» REQUIRED TASK
Read the records below. Copy each line where the string "accompagnement" occurs.

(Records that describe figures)
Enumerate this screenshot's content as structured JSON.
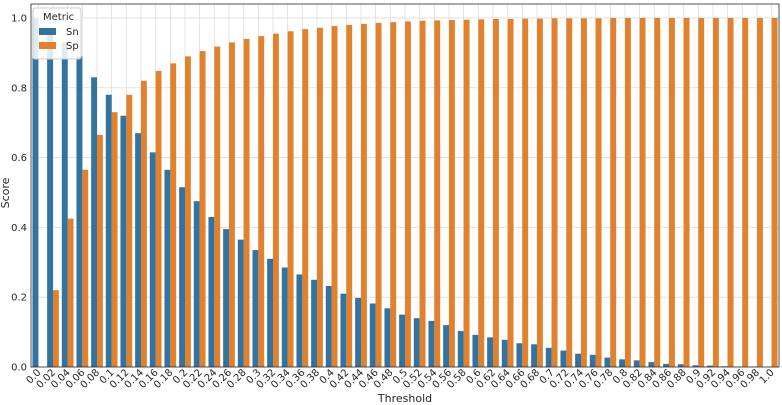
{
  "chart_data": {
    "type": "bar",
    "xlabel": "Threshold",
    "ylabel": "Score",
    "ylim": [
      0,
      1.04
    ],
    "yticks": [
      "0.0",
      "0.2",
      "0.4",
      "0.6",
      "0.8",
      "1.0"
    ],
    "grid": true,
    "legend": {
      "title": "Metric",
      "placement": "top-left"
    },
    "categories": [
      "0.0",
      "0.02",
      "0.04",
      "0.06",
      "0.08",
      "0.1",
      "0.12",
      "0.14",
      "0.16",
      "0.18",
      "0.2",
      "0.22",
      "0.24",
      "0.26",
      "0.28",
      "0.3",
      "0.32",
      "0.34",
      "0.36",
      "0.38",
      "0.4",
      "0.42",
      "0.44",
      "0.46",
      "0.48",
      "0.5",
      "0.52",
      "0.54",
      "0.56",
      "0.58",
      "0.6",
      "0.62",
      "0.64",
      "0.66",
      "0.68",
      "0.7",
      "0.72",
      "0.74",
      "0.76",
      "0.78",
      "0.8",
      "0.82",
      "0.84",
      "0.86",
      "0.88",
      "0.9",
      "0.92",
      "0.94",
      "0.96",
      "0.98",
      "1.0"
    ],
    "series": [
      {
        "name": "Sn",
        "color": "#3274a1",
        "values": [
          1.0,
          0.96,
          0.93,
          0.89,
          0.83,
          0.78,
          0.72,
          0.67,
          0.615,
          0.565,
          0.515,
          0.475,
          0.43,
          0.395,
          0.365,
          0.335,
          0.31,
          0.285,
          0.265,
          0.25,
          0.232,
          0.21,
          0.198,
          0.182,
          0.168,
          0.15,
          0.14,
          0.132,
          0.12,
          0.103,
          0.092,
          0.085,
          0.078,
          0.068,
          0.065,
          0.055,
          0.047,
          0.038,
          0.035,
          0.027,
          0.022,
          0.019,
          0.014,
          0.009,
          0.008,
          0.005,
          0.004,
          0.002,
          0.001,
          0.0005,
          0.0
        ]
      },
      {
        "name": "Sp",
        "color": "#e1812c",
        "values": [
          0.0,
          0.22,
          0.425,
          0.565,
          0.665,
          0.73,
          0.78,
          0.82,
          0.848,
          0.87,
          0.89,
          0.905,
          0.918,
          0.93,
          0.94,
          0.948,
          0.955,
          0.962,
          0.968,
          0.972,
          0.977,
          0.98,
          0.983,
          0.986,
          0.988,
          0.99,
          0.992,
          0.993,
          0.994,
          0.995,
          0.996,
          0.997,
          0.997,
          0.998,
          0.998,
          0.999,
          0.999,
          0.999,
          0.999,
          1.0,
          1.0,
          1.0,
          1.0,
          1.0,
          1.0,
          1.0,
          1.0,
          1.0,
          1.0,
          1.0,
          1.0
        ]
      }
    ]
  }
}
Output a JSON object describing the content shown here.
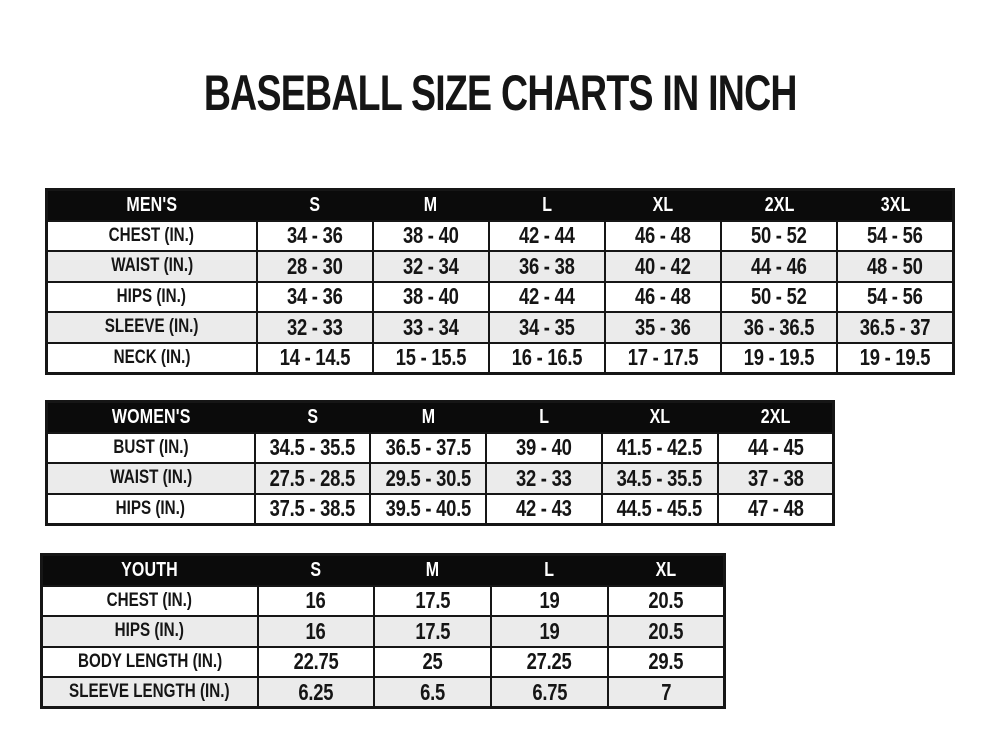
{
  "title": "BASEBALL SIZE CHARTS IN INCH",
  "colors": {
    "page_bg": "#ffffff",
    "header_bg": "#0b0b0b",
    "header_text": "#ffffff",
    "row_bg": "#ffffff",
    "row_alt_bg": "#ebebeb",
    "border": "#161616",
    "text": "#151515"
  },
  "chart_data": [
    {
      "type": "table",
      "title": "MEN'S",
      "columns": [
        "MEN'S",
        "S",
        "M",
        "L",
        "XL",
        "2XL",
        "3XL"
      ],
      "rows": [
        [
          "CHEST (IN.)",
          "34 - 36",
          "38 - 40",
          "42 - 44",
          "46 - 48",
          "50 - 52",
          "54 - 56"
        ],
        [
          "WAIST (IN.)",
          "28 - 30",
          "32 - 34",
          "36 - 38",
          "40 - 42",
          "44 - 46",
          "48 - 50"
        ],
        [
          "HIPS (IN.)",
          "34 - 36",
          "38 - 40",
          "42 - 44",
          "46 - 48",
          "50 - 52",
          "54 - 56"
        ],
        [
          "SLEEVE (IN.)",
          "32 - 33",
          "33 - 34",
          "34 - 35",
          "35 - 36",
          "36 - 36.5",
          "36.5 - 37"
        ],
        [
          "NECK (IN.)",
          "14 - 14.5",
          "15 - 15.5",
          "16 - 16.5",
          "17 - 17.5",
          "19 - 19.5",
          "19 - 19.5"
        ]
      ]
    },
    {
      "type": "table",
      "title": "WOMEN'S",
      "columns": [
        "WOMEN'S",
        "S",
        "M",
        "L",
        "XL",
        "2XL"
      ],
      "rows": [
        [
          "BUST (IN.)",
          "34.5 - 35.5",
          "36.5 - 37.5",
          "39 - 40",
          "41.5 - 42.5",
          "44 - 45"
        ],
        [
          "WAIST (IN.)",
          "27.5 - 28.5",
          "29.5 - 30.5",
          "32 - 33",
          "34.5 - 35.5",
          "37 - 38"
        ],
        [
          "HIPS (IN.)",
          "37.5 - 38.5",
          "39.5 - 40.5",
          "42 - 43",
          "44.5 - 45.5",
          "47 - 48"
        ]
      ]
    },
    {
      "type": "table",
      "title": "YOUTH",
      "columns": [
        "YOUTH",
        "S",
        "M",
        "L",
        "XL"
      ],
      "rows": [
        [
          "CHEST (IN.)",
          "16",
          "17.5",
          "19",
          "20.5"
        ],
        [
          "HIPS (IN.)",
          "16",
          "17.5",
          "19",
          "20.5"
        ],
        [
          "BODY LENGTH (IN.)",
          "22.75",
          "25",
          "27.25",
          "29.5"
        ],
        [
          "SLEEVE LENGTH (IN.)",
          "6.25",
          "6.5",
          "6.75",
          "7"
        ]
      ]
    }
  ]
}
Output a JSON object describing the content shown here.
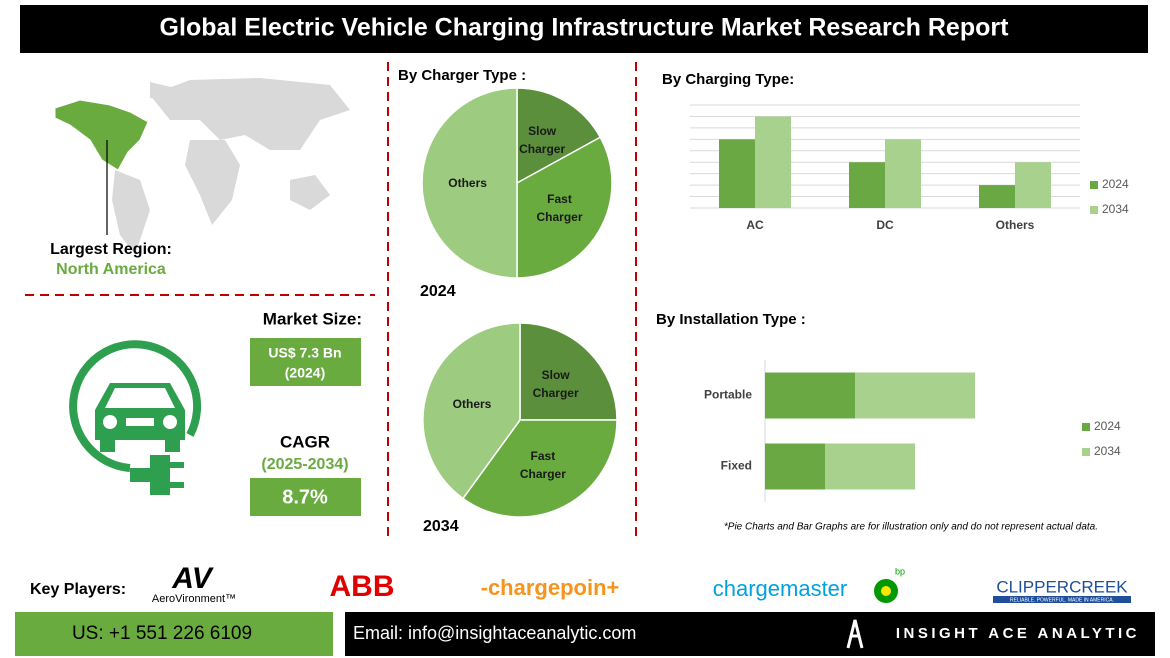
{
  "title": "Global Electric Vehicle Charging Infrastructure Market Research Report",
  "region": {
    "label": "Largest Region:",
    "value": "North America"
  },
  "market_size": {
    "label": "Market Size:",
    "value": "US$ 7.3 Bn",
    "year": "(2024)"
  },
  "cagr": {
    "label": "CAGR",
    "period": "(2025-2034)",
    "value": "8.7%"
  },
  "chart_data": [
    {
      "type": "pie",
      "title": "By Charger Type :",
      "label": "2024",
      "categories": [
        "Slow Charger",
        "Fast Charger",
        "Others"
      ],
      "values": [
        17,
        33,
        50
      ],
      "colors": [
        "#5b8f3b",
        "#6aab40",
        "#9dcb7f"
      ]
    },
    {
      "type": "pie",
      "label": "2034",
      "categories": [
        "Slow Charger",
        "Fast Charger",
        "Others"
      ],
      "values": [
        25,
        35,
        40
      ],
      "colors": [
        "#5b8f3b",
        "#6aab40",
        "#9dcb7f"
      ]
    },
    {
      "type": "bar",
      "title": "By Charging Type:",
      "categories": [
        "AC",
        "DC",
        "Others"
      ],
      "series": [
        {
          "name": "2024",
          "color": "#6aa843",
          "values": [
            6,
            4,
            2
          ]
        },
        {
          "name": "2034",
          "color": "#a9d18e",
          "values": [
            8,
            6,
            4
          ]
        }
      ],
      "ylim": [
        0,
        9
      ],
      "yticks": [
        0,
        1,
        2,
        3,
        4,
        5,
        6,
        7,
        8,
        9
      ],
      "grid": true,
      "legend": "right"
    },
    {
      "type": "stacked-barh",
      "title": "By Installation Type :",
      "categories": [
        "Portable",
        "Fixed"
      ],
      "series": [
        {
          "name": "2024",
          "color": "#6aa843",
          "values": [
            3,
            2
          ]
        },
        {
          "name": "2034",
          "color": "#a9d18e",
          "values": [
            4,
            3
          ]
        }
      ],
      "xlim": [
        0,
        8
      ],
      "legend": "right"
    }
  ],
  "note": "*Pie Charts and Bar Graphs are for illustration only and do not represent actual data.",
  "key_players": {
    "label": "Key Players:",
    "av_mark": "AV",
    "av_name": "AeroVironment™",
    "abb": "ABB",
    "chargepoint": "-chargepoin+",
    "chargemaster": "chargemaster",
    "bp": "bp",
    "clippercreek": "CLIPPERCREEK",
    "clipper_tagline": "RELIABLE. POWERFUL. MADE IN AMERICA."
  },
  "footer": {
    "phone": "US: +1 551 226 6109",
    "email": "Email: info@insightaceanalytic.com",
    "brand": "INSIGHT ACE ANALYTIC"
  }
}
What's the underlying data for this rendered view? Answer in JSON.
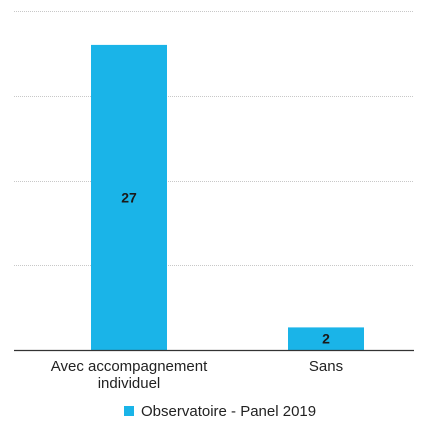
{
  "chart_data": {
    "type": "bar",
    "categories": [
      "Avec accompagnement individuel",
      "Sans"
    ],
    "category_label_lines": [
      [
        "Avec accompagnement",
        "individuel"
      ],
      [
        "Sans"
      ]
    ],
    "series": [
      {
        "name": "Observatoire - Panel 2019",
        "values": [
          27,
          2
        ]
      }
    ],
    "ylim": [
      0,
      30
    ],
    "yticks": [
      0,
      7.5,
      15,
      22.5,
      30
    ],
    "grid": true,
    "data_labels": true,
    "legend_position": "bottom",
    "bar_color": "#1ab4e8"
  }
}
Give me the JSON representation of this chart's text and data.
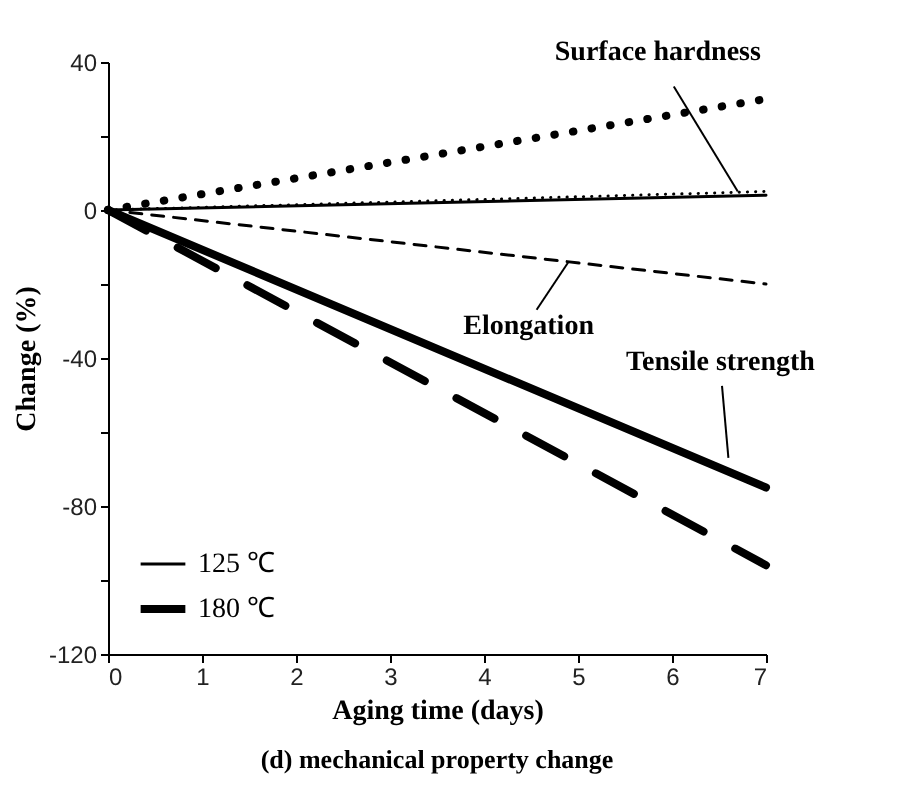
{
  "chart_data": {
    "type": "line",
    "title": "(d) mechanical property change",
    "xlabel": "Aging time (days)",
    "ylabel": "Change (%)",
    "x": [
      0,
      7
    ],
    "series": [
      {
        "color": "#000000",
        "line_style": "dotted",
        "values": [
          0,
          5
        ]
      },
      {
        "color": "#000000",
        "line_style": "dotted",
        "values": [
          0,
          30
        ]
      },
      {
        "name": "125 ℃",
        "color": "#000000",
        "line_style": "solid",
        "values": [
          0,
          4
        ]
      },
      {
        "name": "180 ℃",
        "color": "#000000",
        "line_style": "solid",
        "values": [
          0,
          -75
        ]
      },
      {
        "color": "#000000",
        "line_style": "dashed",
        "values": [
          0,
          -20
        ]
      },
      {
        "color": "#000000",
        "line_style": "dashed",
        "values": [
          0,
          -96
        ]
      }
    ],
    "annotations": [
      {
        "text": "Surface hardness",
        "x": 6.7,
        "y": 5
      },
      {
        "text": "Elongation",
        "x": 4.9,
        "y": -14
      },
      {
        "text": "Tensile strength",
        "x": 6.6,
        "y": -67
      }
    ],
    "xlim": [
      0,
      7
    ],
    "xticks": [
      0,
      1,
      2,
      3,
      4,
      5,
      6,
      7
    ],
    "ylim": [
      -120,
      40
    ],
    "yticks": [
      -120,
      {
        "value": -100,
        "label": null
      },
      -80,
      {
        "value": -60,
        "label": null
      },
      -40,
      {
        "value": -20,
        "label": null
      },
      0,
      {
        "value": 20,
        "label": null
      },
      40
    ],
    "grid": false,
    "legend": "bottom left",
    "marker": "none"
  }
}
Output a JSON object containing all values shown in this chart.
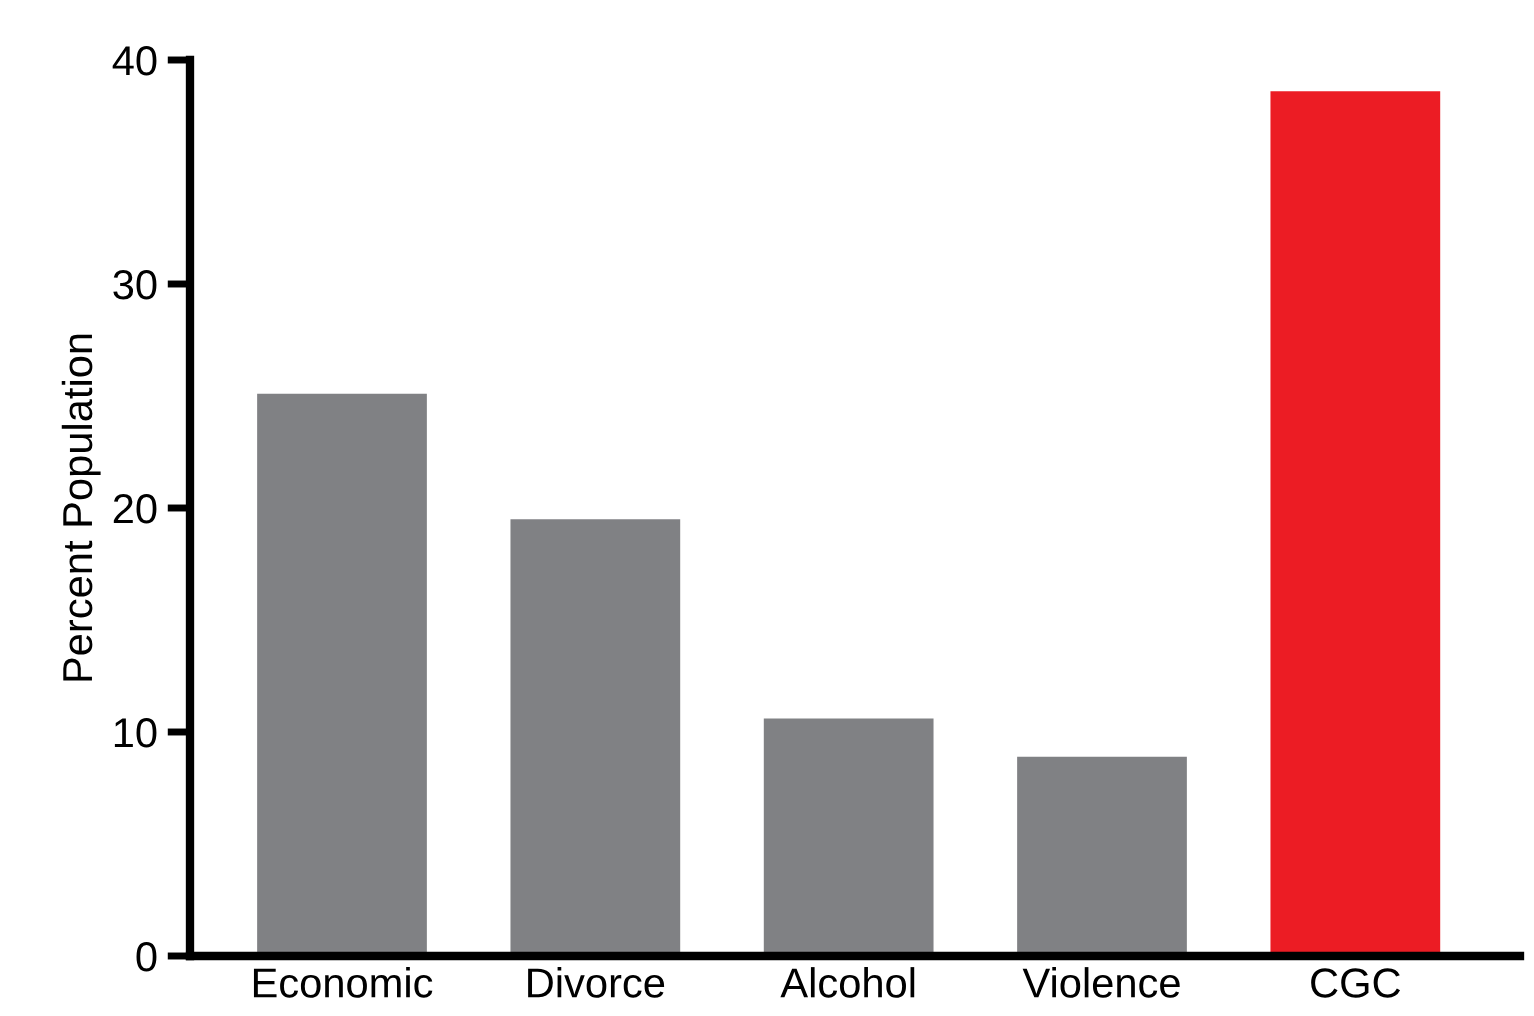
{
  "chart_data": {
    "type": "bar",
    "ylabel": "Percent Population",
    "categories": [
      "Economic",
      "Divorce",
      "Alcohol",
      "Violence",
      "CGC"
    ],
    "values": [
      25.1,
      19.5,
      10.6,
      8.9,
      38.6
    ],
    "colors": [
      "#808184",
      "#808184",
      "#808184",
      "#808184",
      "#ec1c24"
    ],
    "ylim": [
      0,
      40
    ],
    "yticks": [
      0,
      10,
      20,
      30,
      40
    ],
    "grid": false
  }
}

» CORRECT RESPONSE
      "Avec accompagnement individuel",
        "Avec accompagnement",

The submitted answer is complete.